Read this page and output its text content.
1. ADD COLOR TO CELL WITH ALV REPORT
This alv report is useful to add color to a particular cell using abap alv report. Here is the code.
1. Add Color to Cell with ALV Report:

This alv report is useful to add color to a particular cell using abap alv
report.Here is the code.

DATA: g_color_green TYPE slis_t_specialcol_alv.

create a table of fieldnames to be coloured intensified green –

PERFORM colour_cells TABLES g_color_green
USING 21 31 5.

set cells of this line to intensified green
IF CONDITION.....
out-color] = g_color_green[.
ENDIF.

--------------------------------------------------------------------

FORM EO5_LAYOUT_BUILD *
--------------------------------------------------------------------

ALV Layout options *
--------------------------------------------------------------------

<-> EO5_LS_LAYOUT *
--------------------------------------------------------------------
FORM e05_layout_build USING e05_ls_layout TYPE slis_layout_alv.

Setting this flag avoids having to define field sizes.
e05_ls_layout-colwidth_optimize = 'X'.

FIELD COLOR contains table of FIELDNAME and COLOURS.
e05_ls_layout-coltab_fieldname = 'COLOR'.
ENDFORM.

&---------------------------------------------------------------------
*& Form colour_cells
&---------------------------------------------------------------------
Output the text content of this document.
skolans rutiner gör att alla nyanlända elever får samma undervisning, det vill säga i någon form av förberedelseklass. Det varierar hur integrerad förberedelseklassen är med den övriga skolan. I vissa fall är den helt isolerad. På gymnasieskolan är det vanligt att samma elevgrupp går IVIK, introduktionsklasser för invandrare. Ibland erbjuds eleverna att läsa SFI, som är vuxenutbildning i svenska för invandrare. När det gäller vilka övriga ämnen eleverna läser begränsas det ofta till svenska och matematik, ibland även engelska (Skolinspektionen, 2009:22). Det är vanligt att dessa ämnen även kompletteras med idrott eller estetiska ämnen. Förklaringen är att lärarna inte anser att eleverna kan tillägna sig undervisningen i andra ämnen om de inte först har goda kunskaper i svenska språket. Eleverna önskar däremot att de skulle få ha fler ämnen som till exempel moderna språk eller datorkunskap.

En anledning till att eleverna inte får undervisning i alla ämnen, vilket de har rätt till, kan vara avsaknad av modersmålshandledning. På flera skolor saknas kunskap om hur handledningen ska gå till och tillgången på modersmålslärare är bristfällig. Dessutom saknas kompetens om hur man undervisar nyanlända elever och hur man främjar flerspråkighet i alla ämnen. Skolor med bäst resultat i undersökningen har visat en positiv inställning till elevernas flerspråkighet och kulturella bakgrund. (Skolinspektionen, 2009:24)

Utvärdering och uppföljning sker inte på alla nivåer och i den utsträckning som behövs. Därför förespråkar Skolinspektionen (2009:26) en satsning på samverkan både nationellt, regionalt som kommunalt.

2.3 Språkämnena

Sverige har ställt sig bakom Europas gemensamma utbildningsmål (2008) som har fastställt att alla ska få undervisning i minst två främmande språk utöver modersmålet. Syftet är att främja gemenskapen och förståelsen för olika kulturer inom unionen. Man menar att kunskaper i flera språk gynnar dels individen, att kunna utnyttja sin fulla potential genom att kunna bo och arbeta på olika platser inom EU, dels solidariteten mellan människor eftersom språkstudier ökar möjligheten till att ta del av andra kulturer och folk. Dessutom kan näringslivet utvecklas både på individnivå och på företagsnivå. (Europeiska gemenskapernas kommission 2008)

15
________
**What you will do**
Say how many lines of the material hold the string "intensified", giving the number alone.

**Response**
2